Given problem:
Leave out the pictures and copy each record below exactly.

Data to use:
* * *

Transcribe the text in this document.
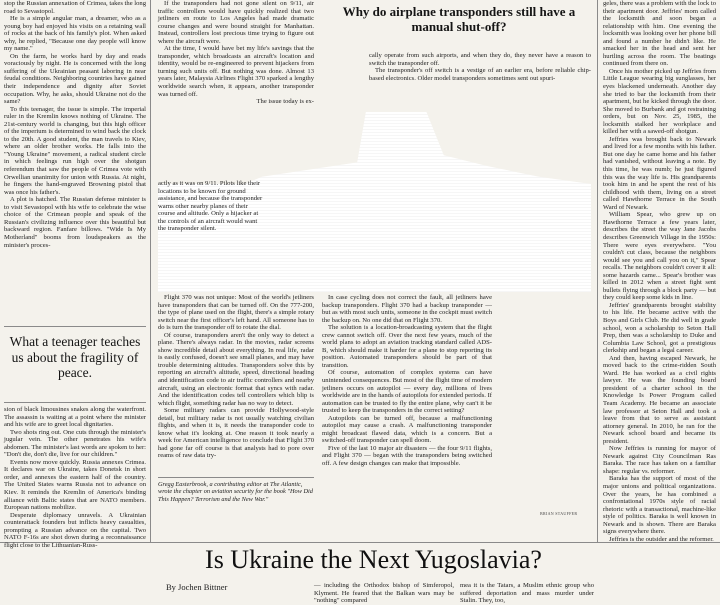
stop the Russian annexation of Crimea, takes the long road to Sevastopol.

He is a simple angular man, a dreamer, who as a young boy had enjoyed his visits on a retaining wall of rocks at the back of his family's plot. When asked why, he replied, "Because one day people will know my name."

On the farm, he works hard by day and reads voraciously by night. He is concerned with the long suffering of the Ukrainian peasant laboring in near feudal conditions. Neighboring countries have gained their independence and dignity after Soviet occupation. Why, he asks, should Ukraine not do the same?

To this teenager, the issue is simple. The imperial ruler in the Kremlin knows nothing of Ukraine. The 21st-century world is changing, but this high officer of the imperium is determined to wind back the clock to the 20th. A good student, the man travels to Kiev, where an older brother works. He falls into the "Young Ukraine" movement, a radical student circle in which feelings run high over the shotgun referendum that saw the people of Crimea vote with Orwellian unanimity for union with Russia. At night, he fingers the hand-engraved Browning pistol that was once his father's.

A plot is hatched. The Russian defense minister is to visit Sevastopol with his wife to celebrate the wise choice of the Crimean people and speak of the Russian's civilizing influence over this beautiful but backward region. Fanfare billows. "Wide Is My Motherland" booms from loudspeakers as the minister's proces-

What a teenager teaches us about the fragility of peace.

sion of black limousines snakes along the waterfront. The assassin is waiting at a point where the minister and his wife are to greet local dignitaries.

Two shots ring out. One cuts through the minister's jugular vein. The other penetrates his wife's abdomen. The minister's last words are spoken to her: "Don't die, don't die, live for our children."

Events now move quickly. Russia annexes Crimea. It declares war on Ukraine, takes Donetsk in short order, and annexes the eastern half of the country. The United States warns Russia not to advance on Kiev. It reminds the Kremlin of America's binding alliance with Baltic states that are NATO members. European nations mobilize.

Desperate diplomacy unravels. A Ukrainian counterattack founders but inflicts heavy casualties, prompting a Russian advance on the capital. Two NATO F-16s are shot down during a reconnaissance flight close to the Lithuanian-Russ-

If the transponders had not gone silent on 9/11, air traffic controllers would have quickly realized that two jetliners en route to Los Angeles had made dramatic course changes and were bound straight for Manhattan. Instead, controllers lost precious time trying to figure out where the aircraft were.

At the time, I would have bet my life's savings that the transponder, which broadcasts an aircraft's location and identity, would be re-engineered to prevent hijackers from turning such units off. But nothing was done. Almost 13 years later, Malaysia Airlines Flight 370 sparked a lengthy worldwide search when, it appears, another transponder was turned off.

The issue today is ex-

Why do airplane transponders still have a manual shut-off?

cally operate from such airports, and when they do, they never have a reason to switch the transponder off.

The transponder's off switch is a vestige of an earlier era, before reliable chip-based electronics. Older model transponders sometimes sent out spuri-

actly as it was on 9/11. Pilots like their locations to be known for ground assistance, and because the transponder warns other nearby planes of their course and altitude. Only a hijacker at the controls of an aircraft would want the transponder silent.

Flight 370 was not unique: Most of the world's jetliners have transponders that can be turned off. On the 777-200, the type of plane used on the flight, there's a simple rotary switch near the first officer's left hand. All someone has to do is turn the transponder off to rotate the dial.

Of course, transponders aren't the only way to detect a plane. There's always radar. In the movies, radar screens show incredible detail about everything. In real life, radar is easily confused, doesn't see small planes, and may have trouble determining altitudes. Transponders solve this by reporting an aircraft's altitude, speed, directional heading and identification code to air traffic controllers and nearby aircraft, using an electronic format that syncs with radar. And the identification codes tell controllers which blip is which flight, something radar has no way to detect.

Some military radars can provide Hollywood-style detail, but military radar is not usually watching civilian flights, and when it is, it needs the transponder code to know what it's looking at. One reason it took nearly a week for American intelligence to conclude that Flight 370 had gone far off course is that analysts had to pore over reams of raw data try-

Gregg Easterbrook, a contributing editor at The Atlantic, wrote the chapter on aviation security for the book "How Did This Happen? Terrorism and the New War."

In case cycling does not correct the fault, all jetliners have backup transponders. Flight 370 had a backup transponder — but as with most such units, someone in the cockpit must switch the backup on. No one did that on Flight 370.

The solution is a location-broadcasting system that the flight crew cannot switch off. Over the next few years, much of the world plans to adopt an aviation tracking standard called ADS-B, which should make it harder for a plane to stop reporting its position. Automated transponders should be part of that transition.

Of course, automation of complex systems can have unintended consequences. But most of the flight time of modern jetliners occurs on autopilot — every day, millions of lives worldwide are in the hands of autopilots for extended periods. If automation can be trusted to fly the entire plane, why can't it be trusted to keep the transponders in the correct setting?

Autopilots can be turned off, because a malfunctioning autopilot may cause a crash. A malfunctioning transponder might broadcast flawed data, which is a concern. But a switched-off transponder can spell doom.

Five of the last 10 major air disasters — the four 9/11 flights, and Flight 370 — began with the transponders being switched off. A few design changes can make that impossible.

BRIAN STAUFFER

geles, there was a problem with the lock to their apartment door. Jeffries' mom called the locksmith and soon began a relationship with him. One evening the locksmith was looking over her phone bill and found a number he didn't like. He smacked her in the head and sent her hurtling across the room. The beatings continued from there on.

Once his mother picked up Jeffries from Little League wearing big sunglasses, her eyes blackened underneath. Another day she tried to bar the locksmith from their apartment, but he kicked through the door. She moved to Burbank and got restraining orders, but on Nov. 25, 1985, the locksmith stalked her workplace and killed her with a sawed-off shotgun.

Jeffries was brought back to Newark and lived for a few months with his father. But one day he came home and his father had vanished, without leaving a note. By this time, he was numb; he just figured this was the way life is. His grandparents took him in and he spent the rest of his childhood with them, living on a street called Hawthorne Terrace in the South Ward of Newark.

William Spear, who grew up on Hawthorne Terrace a few years later, describes the street the way Jane Jacobs describes Greenwich Village in the 1950s: There were eyes everywhere. "You couldn't cut class, because the neighbors would see you and call you on it," Spear recalls. The neighbors couldn't cover it all: some hazards came... Spear's brother was killed in 2012 when a street fight sent bullets flying through a block party — but they could keep some kids in line.

Jeffries' grandparents brought stability to his life. He became active with the Boys and Girls Club. He did well in grade school, won a scholarship to Seton Hall Prep, then was a scholarship to Duke and Columbia Law School, got a prestigious clerkship and began a legal career.

And then, having escaped Newark, he moved back to the crime-ridden South Ward. He has worked as a civil rights lawyer. He was the founding board president of a charter school in the Knowledge Is Power Program called Team Academy. He became an associate law professor at Seton Hall and took a leave from that to serve as assistant attorney general. In 2010, he ran for the Newark school board and became its president.

Now Jeffries is running for mayor of Newark against City Councilman Ras Baraka. The race has taken on a familiar shape: regular vs. reformer.

Baraka has the support of most of the major unions and political organizations. Over the years, he has combined a confrontational 1970s style of racial rhetoric with a transactional, machine-like style of politics. Baraka is well known in Newark and is shown. There are Baraka signs everywhere there.

Jeffries is the outsider and the reformer.

Is Ukraine the Next Yugoslavia?
By Jochen Bittner	— including the Orthodox bishop of Simferopol, Klyment. He feared that the Balkan wars may be "nothing" compared
mea it is the Tatars, a Muslim ethnic group who suffered deportation and mass murder under Stalin. They, too,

* * *

Correct result:
Transcribe the text in this document.
stop the Russian annexation of Crimea, takes the long road to Sevastopol.

He is a simple angular man, a dreamer, who as a young boy had enjoyed his visits on a retaining wall of rocks at the back of his family's plot. When asked why, he replied, "Because one day people will know my name."

On the farm, he works hard by day and reads voraciously by night. He is concerned with the long suffering of the Ukrainian peasant laboring in near feudal conditions. Neighboring countries have gained their independence and dignity after Soviet occupation. Why, he asks, should Ukraine not do the same?

To this teenager, the issue is simple. The imperial ruler in the Kremlin knows nothing of Ukraine. The 21st-century world is changing, but this high officer of the imperium is determined to wind back the clock to the 20th. A good student, the man travels to Kiev, where an older brother works. He falls into the "Young Ukraine" movement, a radical student circle in which feelings run high over the shotgun referendum that saw the people of Crimea vote with Orwellian unanimity for union with Russia. At night, he fingers the hand-engraved Browning pistol that was once his father's.

A plot is hatched. The Russian defense minister is to visit Sevastopol with his wife to celebrate the wise choice of the Crimean people and speak of the Russian's civilizing influence over this beautiful but backward region. Fanfare billows. "Wide Is My Motherland" booms from loudspeakers as the minister's proces-

What a teenager teaches us about the fragility of peace.

sion of black limousines snakes along the waterfront. The assassin is waiting at a point where the minister and his wife are to greet local dignitaries.

Two shots ring out. One cuts through the minister's jugular vein. The other penetrates his wife's abdomen. The minister's last words are spoken to her: "Don't die, don't die, live for our children."

Events now move quickly. Russia annexes Crimea. It declares war on Ukraine, takes Donetsk in short order, and annexes the eastern half of the country. The United States warns Russia not to advance on Kiev. It reminds the Kremlin of America's binding alliance with Baltic states that are NATO members. European nations mobilize.

Desperate diplomacy unravels. A Ukrainian counterattack founders but inflicts heavy casualties, prompting a Russian advance on the capital. Two NATO F-16s are shot down during a reconnaissance flight close to the Lithuanian-Russ-

If the transponders had not gone silent on 9/11, air traffic controllers would have quickly realized that two jetliners en route to Los Angeles had made dramatic course changes and were bound straight for Manhattan. Instead, controllers lost precious time trying to figure out where the aircraft were.

At the time, I would have bet my life's savings that the transponder, which broadcasts an aircraft's location and identity, would be re-engineered to prevent hijackers from turning such units off. But nothing was done. Almost 13 years later, Malaysia Airlines Flight 370 sparked a lengthy worldwide search when, it appears, another transponder was turned off.

The issue today is ex-

Why do airplane transponders still have a manual shut-off?

cally operate from such airports, and when they do, they never have a reason to switch the transponder off.

The transponder's off switch is a vestige of an earlier era, before reliable chip-based electronics. Older model transponders sometimes sent out spuri-

actly as it was on 9/11. Pilots like their locations to be known for ground assistance, and because the transponder warns other nearby planes of their course and altitude. Only a hijacker at the controls of an aircraft would want the transponder silent.

Flight 370 was not unique: Most of the world's jetliners have transponders that can be turned off. On the 777-200, the type of plane used on the flight, there's a simple rotary switch near the first officer's left hand. All someone has to do is turn the transponder off to rotate the dial.

Of course, transponders aren't the only way to detect a plane. There's always radar. In the movies, radar screens show incredible detail about everything. In real life, radar is easily confused, doesn't see small planes, and may have trouble determining altitudes. Transponders solve this by reporting an aircraft's altitude, speed, directional heading and identification code to air traffic controllers and nearby aircraft, using an electronic format that syncs with radar. And the identification codes tell controllers which blip is which flight, something radar has no way to detect.

Some military radars can provide Hollywood-style detail, but military radar is not usually watching civilian flights, and when it is, it needs the transponder code to know what it's looking at. One reason it took nearly a week for American intelligence to conclude that Flight 370 had gone far off course is that analysts had to pore over reams of raw data try-

Gregg Easterbrook, a contributing editor at The Atlantic, wrote the chapter on aviation security for the book "How Did This Happen? Terrorism and the New War."

In case cycling does not correct the fault, all jetliners have backup transponders. Flight 370 had a backup transponder — but as with most such units, someone in the cockpit must switch the backup on. No one did that on Flight 370.

The solution is a location-broadcasting system that the flight crew cannot switch off. Over the next few years, much of the world plans to adopt an aviation tracking standard called ADS-B, which should make it harder for a plane to stop reporting its position. Automated transponders should be part of that transition.

Of course, automation of complex systems can have unintended consequences. But most of the flight time of modern jetliners occurs on autopilot — every day, millions of lives worldwide are in the hands of autopilots for extended periods. If automation can be trusted to fly the entire plane, why can't it be trusted to keep the transponders in the correct setting?

Autopilots can be turned off, because a malfunctioning autopilot may cause a crash. A malfunctioning transponder might broadcast flawed data, which is a concern. But a switched-off transponder can spell doom.

Five of the last 10 major air disasters — the four 9/11 flights, and Flight 370 — began with the transponders being switched off. A few design changes can make that impossible.

BRIAN STAUFFER

geles, there was a problem with the lock to their apartment door. Jeffries' mom called the locksmith and soon began a relationship with him. One evening the locksmith was looking over her phone bill and found a number he didn't like. He smacked her in the head and sent her hurtling across the room. The beatings continued from there on.

Once his mother picked up Jeffries from Little League wearing big sunglasses, her eyes blackened underneath. Another day she tried to bar the locksmith from their apartment, but he kicked through the door. She moved to Burbank and got restraining orders, but on Nov. 25, 1985, the locksmith stalked her workplace and killed her with a sawed-off shotgun.

Jeffries was brought back to Newark and lived for a few months with his father. But one day he came home and his father had vanished, without leaving a note. By this time, he was numb; he just figured this was the way life is. His grandparents took him in and he spent the rest of his childhood with them, living on a street called Hawthorne Terrace in the South Ward of Newark.

William Spear, who grew up on Hawthorne Terrace a few years later, describes the street the way Jane Jacobs describes Greenwich Village in the 1950s: There were eyes everywhere. "You couldn't cut class, because the neighbors would see you and call you on it," Spear recalls. The neighbors couldn't cover it all: some hazards came... Spear's brother was killed in 2012 when a street fight sent bullets flying through a block party — but they could keep some kids in line.

Jeffries' grandparents brought stability to his life. He became active with the Boys and Girls Club. He did well in grade school, won a scholarship to Seton Hall Prep, then was a scholarship to Duke and Columbia Law School, got a prestigious clerkship and began a legal career.

And then, having escaped Newark, he moved back to the crime-ridden South Ward. He has worked as a civil rights lawyer. He was the founding board president of a charter school in the Knowledge Is Power Program called Team Academy. He became an associate law professor at Seton Hall and took a leave from that to serve as assistant attorney general. In 2010, he ran for the Newark school board and became its president.

Now Jeffries is running for mayor of Newark against City Councilman Ras Baraka. The race has taken on a familiar shape: regular vs. reformer.

Baraka has the support of most of the major unions and political organizations. Over the years, he has combined a confrontational 1970s style of racial rhetoric with a transactional, machine-like style of politics. Baraka is well known in Newark and is shown. There are Baraka signs everywhere there.

Jeffries is the outsider and the reformer.

Is Ukraine the Next Yugoslavia?
By Jochen Bittner	— including the Orthodox bishop of Simferopol, Klyment. He feared that the Balkan wars may be "nothing" compared
mea it is the Tatars, a Muslim ethnic group who suffered deportation and mass murder under Stalin. They, too,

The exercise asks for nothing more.